(WHAT IS REQUIRED): Repeat the following material line for line without changes, beginning at its first line and stopping after the line that contains "list-item: The digital".

(MATERIAL PROVIDED):
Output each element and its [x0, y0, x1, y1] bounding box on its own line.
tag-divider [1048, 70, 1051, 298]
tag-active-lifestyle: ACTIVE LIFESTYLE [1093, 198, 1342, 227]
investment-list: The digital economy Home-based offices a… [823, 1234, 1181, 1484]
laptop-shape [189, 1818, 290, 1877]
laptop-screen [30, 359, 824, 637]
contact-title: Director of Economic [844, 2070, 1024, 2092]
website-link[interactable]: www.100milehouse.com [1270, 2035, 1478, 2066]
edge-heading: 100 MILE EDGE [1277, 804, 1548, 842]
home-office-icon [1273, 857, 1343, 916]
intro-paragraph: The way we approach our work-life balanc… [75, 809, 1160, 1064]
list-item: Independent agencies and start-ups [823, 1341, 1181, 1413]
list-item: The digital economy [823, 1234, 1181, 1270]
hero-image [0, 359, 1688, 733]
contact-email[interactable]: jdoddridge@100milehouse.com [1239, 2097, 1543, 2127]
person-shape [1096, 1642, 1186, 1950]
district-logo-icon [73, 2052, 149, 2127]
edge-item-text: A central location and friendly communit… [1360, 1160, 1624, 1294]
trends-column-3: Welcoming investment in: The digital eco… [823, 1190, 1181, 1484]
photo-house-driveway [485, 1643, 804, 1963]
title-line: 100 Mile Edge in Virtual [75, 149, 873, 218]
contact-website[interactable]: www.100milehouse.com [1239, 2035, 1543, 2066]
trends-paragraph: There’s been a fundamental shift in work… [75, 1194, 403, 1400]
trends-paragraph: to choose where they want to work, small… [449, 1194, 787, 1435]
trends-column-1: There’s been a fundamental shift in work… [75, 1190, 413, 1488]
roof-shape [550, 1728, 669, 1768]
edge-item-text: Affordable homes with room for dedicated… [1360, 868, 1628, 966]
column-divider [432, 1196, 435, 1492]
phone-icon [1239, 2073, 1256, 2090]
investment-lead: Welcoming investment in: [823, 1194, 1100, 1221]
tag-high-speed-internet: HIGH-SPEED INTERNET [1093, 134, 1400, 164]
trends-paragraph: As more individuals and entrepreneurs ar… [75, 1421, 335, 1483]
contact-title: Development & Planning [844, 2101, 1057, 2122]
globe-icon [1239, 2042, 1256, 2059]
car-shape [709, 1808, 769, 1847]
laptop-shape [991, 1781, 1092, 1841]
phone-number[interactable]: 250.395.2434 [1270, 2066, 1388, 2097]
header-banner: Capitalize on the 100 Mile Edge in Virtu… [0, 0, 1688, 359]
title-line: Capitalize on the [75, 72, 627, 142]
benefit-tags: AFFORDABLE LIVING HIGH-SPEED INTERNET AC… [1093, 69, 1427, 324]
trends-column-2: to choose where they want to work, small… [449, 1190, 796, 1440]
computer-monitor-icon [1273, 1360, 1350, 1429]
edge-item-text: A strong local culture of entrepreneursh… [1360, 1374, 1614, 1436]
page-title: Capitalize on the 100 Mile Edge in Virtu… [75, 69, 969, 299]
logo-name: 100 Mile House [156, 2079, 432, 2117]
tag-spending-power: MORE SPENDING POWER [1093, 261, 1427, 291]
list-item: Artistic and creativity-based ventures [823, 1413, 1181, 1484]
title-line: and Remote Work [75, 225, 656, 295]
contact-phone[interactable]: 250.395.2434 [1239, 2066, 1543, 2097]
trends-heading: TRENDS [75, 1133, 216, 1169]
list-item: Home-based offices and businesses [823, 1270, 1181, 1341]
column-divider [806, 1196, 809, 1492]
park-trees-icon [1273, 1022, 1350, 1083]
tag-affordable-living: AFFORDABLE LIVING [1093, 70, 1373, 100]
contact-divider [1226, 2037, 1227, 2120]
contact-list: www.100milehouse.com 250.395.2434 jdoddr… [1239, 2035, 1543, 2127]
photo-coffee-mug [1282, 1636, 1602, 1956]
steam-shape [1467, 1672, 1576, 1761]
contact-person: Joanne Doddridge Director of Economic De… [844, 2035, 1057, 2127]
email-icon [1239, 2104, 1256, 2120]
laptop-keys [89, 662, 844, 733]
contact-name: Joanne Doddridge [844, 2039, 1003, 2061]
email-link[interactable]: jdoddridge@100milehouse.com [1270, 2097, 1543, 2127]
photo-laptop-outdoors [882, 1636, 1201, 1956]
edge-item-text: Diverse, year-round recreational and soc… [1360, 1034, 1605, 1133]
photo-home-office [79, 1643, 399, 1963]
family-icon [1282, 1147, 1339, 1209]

(RESULT FOR THIS EXERCISE):
Output each element and its [x0, y0, x1, y1] bounding box on its own line.
tag-divider [1048, 70, 1051, 298]
tag-active-lifestyle: ACTIVE LIFESTYLE [1093, 198, 1342, 227]
investment-list: The digital economy Home-based offices a… [823, 1234, 1181, 1484]
laptop-shape [189, 1818, 290, 1877]
laptop-screen [30, 359, 824, 637]
contact-title: Director of Economic [844, 2070, 1024, 2092]
website-link[interactable]: www.100milehouse.com [1270, 2035, 1478, 2066]
edge-heading: 100 MILE EDGE [1277, 804, 1548, 842]
home-office-icon [1273, 857, 1343, 916]
intro-paragraph: The way we approach our work-life balanc… [75, 809, 1160, 1064]
list-item: Independent agencies and start-ups [823, 1341, 1181, 1413]
list-item: The digital economy [823, 1234, 1181, 1270]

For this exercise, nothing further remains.